EXERCISE PROMPT: Reproduce nothing but the closing run of lines: the line with "Read out every word on this page." and each line that follows it to the end of the data.

--- start DATA SUPPLIED ---

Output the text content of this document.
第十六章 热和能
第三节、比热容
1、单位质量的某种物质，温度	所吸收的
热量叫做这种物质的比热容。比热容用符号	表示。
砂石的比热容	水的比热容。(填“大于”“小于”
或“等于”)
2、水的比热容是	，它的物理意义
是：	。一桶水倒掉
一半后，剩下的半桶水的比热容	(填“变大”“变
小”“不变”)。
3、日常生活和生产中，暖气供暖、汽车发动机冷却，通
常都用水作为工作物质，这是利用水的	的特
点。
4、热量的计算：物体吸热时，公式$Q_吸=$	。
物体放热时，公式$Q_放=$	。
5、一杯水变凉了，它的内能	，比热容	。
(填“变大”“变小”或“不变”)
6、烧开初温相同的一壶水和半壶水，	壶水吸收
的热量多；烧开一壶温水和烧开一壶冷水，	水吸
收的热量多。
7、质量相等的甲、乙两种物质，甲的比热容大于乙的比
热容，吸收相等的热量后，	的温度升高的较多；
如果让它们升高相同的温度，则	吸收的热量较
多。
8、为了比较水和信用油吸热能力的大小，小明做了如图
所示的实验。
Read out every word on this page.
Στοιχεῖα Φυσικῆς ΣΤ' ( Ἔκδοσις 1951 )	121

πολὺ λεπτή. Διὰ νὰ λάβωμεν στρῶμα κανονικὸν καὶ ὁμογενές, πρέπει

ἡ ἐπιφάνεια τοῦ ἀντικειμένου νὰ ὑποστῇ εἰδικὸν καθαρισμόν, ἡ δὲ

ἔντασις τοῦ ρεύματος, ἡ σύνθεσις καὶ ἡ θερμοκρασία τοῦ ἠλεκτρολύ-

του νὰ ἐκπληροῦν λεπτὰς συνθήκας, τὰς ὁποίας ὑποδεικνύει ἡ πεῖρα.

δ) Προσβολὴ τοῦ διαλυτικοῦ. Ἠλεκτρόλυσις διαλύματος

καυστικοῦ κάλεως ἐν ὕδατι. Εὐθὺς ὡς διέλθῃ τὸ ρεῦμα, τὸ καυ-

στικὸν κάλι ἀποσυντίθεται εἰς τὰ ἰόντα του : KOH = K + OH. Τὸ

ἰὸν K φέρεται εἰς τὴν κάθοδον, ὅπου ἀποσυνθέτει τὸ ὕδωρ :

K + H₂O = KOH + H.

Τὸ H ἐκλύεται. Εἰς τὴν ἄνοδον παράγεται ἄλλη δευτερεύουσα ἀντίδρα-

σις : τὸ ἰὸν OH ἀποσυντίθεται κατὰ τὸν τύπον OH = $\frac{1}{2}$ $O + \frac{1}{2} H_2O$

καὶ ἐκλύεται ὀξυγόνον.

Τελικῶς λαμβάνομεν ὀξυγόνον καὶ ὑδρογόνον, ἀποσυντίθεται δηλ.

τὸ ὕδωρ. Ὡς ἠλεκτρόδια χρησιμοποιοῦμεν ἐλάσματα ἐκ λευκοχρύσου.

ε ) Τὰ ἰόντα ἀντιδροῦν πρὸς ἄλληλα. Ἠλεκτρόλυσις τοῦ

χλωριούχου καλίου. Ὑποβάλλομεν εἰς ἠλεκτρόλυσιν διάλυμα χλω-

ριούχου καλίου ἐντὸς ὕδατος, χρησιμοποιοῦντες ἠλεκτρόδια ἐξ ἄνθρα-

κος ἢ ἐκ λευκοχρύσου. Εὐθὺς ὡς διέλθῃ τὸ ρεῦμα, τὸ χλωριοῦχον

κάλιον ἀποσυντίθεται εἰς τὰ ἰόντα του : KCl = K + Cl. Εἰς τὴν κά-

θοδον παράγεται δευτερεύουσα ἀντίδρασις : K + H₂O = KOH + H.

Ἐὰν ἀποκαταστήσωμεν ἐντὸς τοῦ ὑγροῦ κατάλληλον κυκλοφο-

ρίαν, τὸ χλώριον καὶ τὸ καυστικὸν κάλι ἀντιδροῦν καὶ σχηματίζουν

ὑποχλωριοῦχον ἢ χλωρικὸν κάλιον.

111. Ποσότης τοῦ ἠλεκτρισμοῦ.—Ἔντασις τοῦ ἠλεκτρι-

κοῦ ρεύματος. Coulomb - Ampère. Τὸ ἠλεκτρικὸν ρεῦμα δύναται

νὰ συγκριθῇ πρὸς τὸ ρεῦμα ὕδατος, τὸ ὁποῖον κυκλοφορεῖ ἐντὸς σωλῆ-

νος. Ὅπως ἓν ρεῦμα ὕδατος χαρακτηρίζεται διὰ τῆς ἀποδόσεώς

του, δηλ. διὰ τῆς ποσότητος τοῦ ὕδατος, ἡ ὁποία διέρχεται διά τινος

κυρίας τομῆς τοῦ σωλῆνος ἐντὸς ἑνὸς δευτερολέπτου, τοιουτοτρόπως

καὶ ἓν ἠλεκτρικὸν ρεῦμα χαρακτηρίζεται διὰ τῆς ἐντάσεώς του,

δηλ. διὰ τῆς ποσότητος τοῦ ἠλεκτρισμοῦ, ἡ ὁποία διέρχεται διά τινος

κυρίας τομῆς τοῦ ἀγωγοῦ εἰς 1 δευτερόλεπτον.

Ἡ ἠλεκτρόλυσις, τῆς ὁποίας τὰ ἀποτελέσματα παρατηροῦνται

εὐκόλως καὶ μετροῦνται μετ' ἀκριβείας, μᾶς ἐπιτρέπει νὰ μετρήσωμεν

--- end DATA SUPPLIED ---

WRITTEN ANSWER:
Read out every word on this page.
Στοιχεῖα Φυσικῆς ΣΤ' ( Ἔκδοσις 1951 )	121

πολὺ λεπτή. Διὰ νὰ λάβωμεν στρῶμα κανονικὸν καὶ ὁμογενές, πρέπει

ἡ ἐπιφάνεια τοῦ ἀντικειμένου νὰ ὑποστῇ εἰδικὸν καθαρισμόν, ἡ δὲ

ἔντασις τοῦ ρεύματος, ἡ σύνθεσις καὶ ἡ θερμοκρασία τοῦ ἠλεκτρολύ-

του νὰ ἐκπληροῦν λεπτὰς συνθήκας, τὰς ὁποίας ὑποδεικνύει ἡ πεῖρα.

δ) Προσβολὴ τοῦ διαλυτικοῦ. Ἠλεκτρόλυσις διαλύματος

καυστικοῦ κάλεως ἐν ὕδατι. Εὐθὺς ὡς διέλθῃ τὸ ρεῦμα, τὸ καυ-

στικὸν κάλι ἀποσυντίθεται εἰς τὰ ἰόντα του : KOH = K + OH. Τὸ

ἰὸν K φέρεται εἰς τὴν κάθοδον, ὅπου ἀποσυνθέτει τὸ ὕδωρ :

K + H₂O = KOH + H.

Τὸ H ἐκλύεται. Εἰς τὴν ἄνοδον παράγεται ἄλλη δευτερεύουσα ἀντίδρα-

σις : τὸ ἰὸν OH ἀποσυντίθεται κατὰ τὸν τύπον OH = $\frac{1}{2}$ $O + \frac{1}{2} H_2O$

καὶ ἐκλύεται ὀξυγόνον.

Τελικῶς λαμβάνομεν ὀξυγόνον καὶ ὑδρογόνον, ἀποσυντίθεται δηλ.

τὸ ὕδωρ. Ὡς ἠλεκτρόδια χρησιμοποιοῦμεν ἐλάσματα ἐκ λευκοχρύσου.

ε ) Τὰ ἰόντα ἀντιδροῦν πρὸς ἄλληλα. Ἠλεκτρόλυσις τοῦ

χλωριούχου καλίου. Ὑποβάλλομεν εἰς ἠλεκτρόλυσιν διάλυμα χλω-

ριούχου καλίου ἐντὸς ὕδατος, χρησιμοποιοῦντες ἠλεκτρόδια ἐξ ἄνθρα-

κος ἢ ἐκ λευκοχρύσου. Εὐθὺς ὡς διέλθῃ τὸ ρεῦμα, τὸ χλωριοῦχον

κάλιον ἀποσυντίθεται εἰς τὰ ἰόντα του : KCl = K + Cl. Εἰς τὴν κά-

θοδον παράγεται δευτερεύουσα ἀντίδρασις : K + H₂O = KOH + H.

Ἐὰν ἀποκαταστήσωμεν ἐντὸς τοῦ ὑγροῦ κατάλληλον κυκλοφο-

ρίαν, τὸ χλώριον καὶ τὸ καυστικὸν κάλι ἀντιδροῦν καὶ σχηματίζουν

ὑποχλωριοῦχον ἢ χλωρικὸν κάλιον.

111. Ποσότης τοῦ ἠλεκτρισμοῦ.—Ἔντασις τοῦ ἠλεκτρι-

κοῦ ρεύματος. Coulomb - Ampère. Τὸ ἠλεκτρικὸν ρεῦμα δύναται

νὰ συγκριθῇ πρὸς τὸ ρεῦμα ὕδατος, τὸ ὁποῖον κυκλοφορεῖ ἐντὸς σωλῆ-

νος. Ὅπως ἓν ρεῦμα ὕδατος χαρακτηρίζεται διὰ τῆς ἀποδόσεώς

του, δηλ. διὰ τῆς ποσότητος τοῦ ὕδατος, ἡ ὁποία διέρχεται διά τινος

κυρίας τομῆς τοῦ σωλῆνος ἐντὸς ἑνὸς δευτερολέπτου, τοιουτοτρόπως

καὶ ἓν ἠλεκτρικὸν ρεῦμα χαρακτηρίζεται διὰ τῆς ἐντάσεώς του,

δηλ. διὰ τῆς ποσότητος τοῦ ἠλεκτρισμοῦ, ἡ ὁποία διέρχεται διά τινος

κυρίας τομῆς τοῦ ἀγωγοῦ εἰς 1 δευτερόλεπτον.

Ἡ ἠλεκτρόλυσις, τῆς ὁποίας τὰ ἀποτελέσματα παρατηροῦνται

εὐκόλως καὶ μετροῦνται μετ' ἀκριβείας, μᾶς ἐπιτρέπει νὰ μετρήσωμεν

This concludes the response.